Please rewrite everything in the listing below, from the line containing "Itemize the components" down to the line containing "section-title: Группы, в", both included, as a Markdown table with the columns Row and Line, numbering each line and leaving out blank lines.

-- Start SUPPLIED MATERIAL --

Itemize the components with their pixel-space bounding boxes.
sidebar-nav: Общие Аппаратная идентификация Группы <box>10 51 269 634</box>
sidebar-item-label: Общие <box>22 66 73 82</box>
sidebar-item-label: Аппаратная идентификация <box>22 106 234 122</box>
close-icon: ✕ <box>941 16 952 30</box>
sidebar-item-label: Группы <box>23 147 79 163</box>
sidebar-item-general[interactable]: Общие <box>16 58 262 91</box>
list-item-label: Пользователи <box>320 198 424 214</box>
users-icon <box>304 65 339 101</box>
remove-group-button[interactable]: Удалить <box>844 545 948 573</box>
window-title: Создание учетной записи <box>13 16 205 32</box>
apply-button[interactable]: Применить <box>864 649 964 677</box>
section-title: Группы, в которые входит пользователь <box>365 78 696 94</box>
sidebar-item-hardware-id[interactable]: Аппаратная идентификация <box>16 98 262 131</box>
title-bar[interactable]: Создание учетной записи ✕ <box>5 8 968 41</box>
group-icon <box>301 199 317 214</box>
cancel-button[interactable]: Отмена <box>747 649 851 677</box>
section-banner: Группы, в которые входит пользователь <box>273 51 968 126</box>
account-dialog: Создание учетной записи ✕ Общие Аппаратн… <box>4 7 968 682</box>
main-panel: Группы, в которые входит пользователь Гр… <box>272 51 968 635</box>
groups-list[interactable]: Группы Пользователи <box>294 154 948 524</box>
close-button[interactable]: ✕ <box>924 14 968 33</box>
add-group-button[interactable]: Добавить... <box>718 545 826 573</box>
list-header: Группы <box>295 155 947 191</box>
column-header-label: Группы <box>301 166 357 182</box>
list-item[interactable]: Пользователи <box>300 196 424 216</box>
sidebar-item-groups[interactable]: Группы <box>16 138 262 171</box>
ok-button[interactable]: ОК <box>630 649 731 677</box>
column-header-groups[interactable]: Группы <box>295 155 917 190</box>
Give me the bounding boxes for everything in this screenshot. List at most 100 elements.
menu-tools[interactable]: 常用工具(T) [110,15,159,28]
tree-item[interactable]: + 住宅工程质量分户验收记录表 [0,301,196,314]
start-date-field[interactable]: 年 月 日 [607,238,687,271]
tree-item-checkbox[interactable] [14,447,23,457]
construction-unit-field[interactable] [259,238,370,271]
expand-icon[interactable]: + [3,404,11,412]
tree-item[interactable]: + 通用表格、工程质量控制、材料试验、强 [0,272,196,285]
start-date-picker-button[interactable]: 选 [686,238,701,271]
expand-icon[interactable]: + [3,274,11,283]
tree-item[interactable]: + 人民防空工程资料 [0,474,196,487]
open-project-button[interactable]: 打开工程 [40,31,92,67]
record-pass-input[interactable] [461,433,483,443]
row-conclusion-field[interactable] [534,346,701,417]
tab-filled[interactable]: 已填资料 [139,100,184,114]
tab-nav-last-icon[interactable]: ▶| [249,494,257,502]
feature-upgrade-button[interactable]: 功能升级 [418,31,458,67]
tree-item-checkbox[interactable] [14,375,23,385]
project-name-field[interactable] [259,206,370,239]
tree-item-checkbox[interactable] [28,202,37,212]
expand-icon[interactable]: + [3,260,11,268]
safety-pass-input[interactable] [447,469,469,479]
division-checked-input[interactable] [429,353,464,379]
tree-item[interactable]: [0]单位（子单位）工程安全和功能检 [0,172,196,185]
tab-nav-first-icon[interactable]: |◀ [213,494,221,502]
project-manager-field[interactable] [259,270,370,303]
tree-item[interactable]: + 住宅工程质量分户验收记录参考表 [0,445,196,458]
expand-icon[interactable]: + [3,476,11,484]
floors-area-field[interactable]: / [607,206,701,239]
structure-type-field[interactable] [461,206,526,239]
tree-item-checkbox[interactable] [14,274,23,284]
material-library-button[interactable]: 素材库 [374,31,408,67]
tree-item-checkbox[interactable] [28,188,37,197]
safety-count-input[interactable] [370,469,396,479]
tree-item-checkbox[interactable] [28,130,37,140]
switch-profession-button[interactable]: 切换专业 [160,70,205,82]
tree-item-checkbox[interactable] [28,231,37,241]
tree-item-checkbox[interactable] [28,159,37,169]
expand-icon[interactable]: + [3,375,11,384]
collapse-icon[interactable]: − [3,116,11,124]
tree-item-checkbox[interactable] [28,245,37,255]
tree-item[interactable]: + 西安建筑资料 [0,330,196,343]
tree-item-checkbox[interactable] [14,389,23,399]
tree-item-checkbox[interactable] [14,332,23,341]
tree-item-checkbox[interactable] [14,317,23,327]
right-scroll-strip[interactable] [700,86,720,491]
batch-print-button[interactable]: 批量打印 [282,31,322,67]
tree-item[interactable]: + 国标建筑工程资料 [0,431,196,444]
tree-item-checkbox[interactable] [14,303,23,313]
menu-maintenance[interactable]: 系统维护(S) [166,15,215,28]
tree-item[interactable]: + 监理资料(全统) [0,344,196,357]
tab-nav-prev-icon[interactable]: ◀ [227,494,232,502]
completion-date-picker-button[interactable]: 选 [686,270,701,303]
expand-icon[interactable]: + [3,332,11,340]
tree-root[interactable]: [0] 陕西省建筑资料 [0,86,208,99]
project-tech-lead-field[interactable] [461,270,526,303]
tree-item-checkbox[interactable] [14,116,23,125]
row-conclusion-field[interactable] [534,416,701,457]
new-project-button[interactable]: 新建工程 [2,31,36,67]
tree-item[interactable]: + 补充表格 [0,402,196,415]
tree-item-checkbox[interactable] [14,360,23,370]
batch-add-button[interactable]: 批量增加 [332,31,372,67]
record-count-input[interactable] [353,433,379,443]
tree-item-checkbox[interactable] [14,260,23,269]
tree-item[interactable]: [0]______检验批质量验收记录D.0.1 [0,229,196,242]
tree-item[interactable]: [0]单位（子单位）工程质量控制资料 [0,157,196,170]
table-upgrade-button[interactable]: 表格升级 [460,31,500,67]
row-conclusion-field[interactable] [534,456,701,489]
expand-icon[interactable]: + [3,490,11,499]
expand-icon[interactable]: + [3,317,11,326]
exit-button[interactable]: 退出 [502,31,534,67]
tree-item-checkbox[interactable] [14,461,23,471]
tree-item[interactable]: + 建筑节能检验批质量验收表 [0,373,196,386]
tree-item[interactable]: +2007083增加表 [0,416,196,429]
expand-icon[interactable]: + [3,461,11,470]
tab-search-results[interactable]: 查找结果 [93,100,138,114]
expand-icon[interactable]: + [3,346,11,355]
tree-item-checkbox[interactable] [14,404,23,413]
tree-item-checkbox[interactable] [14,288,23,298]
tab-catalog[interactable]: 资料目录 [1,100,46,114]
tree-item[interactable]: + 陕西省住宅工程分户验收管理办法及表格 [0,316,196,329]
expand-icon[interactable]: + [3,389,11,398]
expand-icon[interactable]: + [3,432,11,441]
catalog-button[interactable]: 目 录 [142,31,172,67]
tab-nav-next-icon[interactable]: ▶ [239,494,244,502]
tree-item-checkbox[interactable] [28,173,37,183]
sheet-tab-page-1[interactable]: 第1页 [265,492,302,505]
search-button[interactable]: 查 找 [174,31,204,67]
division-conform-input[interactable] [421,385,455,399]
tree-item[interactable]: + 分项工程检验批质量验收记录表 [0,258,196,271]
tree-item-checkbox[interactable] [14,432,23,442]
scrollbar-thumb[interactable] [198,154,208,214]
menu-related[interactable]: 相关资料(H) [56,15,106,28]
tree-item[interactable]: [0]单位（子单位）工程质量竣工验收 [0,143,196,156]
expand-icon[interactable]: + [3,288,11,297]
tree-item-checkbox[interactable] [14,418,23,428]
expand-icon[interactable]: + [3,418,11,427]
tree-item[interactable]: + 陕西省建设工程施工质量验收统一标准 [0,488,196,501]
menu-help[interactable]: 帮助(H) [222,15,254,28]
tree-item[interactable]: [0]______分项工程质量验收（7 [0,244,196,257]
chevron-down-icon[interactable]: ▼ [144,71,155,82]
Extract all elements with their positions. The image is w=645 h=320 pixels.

-- End SUPPLIED MATERIAL --
-- Start SUPPLIED MATERIAL --

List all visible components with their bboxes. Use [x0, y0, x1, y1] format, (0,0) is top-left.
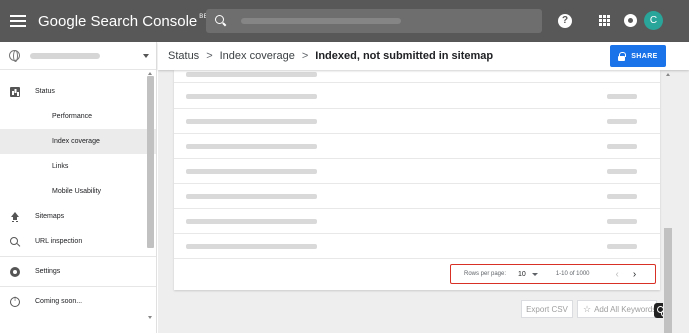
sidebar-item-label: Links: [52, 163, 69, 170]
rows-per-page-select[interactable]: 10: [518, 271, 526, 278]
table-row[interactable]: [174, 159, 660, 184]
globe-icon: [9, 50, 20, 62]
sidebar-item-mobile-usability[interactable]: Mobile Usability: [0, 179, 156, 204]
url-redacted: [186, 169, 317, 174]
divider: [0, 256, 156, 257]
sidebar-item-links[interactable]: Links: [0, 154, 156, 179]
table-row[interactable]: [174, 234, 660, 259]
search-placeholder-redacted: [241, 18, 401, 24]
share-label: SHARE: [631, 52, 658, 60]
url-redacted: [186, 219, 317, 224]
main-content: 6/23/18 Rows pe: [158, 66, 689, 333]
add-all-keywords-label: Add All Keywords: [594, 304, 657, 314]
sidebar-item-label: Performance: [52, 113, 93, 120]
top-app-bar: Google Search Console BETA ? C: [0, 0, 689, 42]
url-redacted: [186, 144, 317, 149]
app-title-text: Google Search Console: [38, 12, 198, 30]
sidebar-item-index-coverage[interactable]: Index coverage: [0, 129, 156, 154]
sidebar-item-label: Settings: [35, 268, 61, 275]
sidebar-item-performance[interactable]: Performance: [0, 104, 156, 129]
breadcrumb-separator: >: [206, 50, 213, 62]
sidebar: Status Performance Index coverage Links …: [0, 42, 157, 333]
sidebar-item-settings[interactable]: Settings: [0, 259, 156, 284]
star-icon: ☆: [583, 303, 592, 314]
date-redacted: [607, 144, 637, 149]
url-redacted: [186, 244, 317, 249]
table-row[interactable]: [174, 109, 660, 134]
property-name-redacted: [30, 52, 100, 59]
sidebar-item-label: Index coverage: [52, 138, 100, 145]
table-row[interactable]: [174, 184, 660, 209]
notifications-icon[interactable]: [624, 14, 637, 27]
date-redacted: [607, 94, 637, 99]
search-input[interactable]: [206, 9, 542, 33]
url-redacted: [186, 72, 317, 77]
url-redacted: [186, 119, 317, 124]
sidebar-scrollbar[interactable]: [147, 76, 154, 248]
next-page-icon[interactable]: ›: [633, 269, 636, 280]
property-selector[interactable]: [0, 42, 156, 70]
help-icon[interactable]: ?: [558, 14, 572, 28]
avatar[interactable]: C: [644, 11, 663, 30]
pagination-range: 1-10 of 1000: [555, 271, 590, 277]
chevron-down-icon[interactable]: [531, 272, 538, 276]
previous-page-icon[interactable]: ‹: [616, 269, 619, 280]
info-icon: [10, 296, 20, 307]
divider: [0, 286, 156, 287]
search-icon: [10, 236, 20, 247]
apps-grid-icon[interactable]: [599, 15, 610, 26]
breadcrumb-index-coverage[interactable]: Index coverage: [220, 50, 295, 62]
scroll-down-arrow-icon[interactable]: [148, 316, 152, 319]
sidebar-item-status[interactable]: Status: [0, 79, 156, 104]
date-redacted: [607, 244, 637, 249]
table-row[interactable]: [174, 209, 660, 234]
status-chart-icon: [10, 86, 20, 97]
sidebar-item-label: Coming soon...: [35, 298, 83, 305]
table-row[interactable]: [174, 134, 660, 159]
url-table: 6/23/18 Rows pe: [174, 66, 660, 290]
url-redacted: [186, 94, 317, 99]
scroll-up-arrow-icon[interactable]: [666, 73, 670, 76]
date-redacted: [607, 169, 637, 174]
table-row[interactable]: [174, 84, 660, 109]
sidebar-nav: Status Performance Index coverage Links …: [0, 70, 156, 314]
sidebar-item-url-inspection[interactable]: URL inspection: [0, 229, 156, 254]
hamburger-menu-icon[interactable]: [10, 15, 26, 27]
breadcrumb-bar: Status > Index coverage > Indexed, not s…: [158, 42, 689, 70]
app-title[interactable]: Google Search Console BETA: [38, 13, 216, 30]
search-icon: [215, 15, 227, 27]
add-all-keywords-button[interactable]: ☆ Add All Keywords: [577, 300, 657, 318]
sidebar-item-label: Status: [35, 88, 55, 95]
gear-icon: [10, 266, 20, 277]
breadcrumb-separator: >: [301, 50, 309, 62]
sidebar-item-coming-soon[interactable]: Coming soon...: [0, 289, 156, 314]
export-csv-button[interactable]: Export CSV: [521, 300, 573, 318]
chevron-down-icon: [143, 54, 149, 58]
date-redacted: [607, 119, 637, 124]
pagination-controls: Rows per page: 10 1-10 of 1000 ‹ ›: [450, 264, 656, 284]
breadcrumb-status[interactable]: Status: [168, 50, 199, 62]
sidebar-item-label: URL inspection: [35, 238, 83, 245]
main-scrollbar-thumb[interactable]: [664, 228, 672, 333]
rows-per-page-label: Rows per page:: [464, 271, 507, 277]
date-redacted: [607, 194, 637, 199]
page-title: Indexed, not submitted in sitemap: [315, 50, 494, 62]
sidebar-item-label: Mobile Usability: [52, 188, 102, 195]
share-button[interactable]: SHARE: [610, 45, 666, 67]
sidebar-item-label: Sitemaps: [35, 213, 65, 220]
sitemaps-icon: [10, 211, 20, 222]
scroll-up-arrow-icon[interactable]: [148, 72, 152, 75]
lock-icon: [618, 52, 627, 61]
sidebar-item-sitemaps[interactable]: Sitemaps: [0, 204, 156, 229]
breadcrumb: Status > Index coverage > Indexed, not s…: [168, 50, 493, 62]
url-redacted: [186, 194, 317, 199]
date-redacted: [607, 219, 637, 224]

-- End SUPPLIED MATERIAL --
-- Start SUPPLIED MATERIAL --

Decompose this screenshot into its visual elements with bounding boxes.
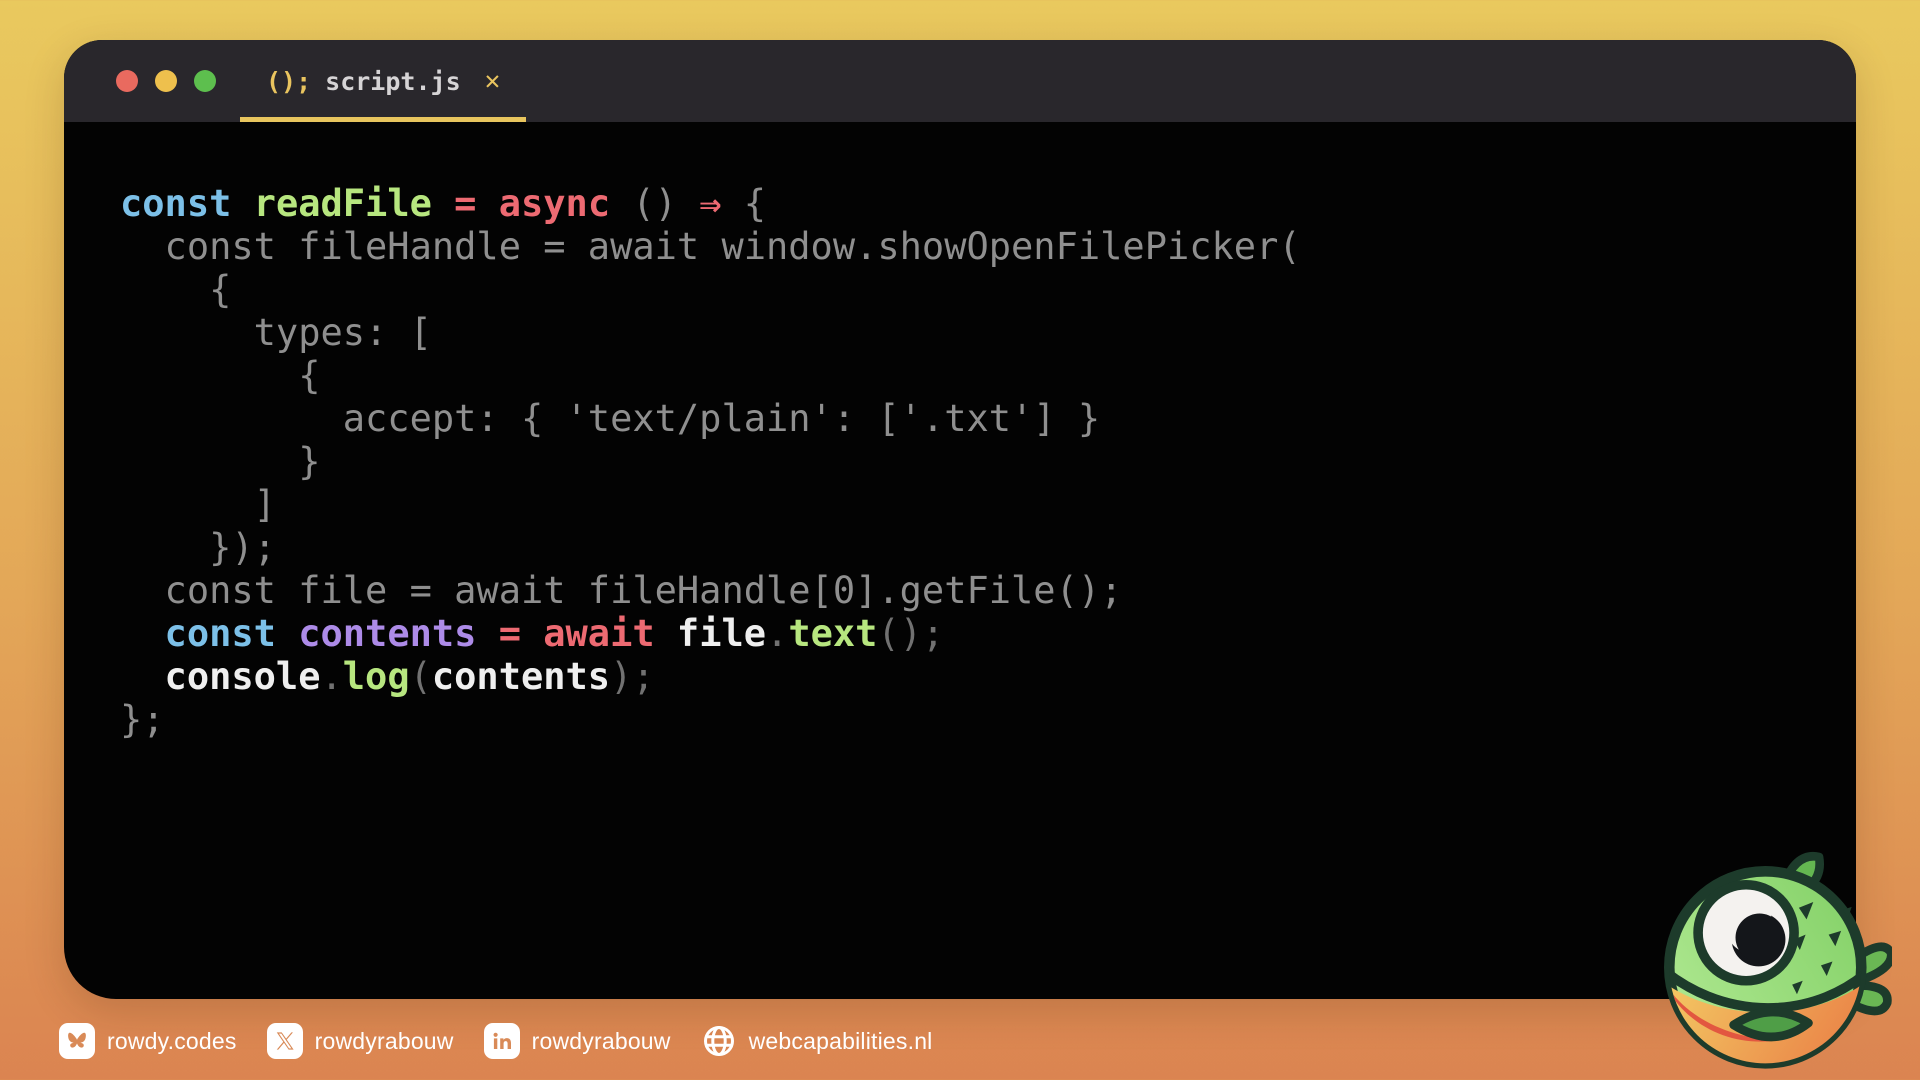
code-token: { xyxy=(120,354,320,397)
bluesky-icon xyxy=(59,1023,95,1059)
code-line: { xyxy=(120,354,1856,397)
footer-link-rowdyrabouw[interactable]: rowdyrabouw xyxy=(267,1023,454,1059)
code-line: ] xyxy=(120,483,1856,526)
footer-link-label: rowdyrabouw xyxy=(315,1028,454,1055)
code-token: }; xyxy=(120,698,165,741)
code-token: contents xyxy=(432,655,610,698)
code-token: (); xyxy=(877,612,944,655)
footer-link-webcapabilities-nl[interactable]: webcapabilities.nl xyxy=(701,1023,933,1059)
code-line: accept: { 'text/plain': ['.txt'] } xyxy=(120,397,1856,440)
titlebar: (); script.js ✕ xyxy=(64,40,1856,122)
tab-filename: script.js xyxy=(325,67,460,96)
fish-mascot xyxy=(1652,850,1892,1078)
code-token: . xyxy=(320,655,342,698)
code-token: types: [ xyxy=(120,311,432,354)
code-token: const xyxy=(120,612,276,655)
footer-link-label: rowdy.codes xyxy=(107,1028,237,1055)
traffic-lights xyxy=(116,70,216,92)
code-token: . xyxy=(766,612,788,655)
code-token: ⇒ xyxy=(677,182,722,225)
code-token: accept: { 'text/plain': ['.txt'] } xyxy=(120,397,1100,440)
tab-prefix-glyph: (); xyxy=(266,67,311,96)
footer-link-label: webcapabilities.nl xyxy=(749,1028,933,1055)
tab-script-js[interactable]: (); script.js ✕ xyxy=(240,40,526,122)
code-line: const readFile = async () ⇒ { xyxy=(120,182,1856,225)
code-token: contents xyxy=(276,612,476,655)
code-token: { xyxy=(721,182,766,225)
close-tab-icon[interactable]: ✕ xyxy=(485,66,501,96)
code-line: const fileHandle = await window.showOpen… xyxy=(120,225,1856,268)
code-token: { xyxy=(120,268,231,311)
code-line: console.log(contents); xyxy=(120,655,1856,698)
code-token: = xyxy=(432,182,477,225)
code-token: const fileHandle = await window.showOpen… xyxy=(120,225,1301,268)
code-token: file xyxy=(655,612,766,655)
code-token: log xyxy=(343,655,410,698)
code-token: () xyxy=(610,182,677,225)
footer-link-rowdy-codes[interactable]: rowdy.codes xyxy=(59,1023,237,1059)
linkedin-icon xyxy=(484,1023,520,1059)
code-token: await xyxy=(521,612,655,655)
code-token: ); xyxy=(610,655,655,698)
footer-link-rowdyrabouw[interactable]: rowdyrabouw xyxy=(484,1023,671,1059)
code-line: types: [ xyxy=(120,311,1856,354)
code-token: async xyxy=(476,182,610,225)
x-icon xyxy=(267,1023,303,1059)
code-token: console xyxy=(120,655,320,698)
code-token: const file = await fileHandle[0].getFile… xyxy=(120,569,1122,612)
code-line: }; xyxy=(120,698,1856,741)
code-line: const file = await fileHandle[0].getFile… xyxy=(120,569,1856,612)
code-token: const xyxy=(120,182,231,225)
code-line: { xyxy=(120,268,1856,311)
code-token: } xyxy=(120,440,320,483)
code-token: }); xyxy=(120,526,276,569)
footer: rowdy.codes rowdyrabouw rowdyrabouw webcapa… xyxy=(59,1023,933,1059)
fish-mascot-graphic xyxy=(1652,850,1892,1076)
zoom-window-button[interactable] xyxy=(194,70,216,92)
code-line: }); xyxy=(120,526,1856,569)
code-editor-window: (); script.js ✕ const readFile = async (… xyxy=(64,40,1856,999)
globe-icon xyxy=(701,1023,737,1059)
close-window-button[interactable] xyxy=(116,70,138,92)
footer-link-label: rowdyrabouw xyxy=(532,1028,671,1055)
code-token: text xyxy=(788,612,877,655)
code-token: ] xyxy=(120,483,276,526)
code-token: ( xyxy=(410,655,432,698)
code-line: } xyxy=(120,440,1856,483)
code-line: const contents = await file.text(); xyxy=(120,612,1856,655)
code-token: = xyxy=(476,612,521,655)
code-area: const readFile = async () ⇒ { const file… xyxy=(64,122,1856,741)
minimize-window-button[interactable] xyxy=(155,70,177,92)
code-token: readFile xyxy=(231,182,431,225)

-- End SUPPLIED MATERIAL --

• [REPLY]:
| Row | Line |
|---|---|
| 1 | Itemize the components with their pixel-space bounding boxes. |
| 2 | sidebar-nav: Общие Аппаратная идентификация Группы <box>10 51 269 634</box> |
| 3 | sidebar-item-label: Общие <box>22 66 73 82</box> |
| 4 | sidebar-item-label: Аппаратная идентификация <box>22 106 234 122</box> |
| 5 | close-icon: ✕ <box>941 16 952 30</box> |
| 6 | sidebar-item-label: Группы <box>23 147 79 163</box> |
| 7 | sidebar-item-general[interactable]: Общие <box>16 58 262 91</box> |
| 8 | list-item-label: Пользователи <box>320 198 424 214</box> |
| 9 | users-icon <box>304 65 339 101</box> |
| 10 | remove-group-button[interactable]: Удалить <box>844 545 948 573</box> |
| 11 | window-title: Создание учетной записи <box>13 16 205 32</box> |
| 12 | apply-button[interactable]: Применить <box>864 649 964 677</box> |
| 13 | section-title: Группы, в которые входит пользователь <box>365 78 696 94</box> |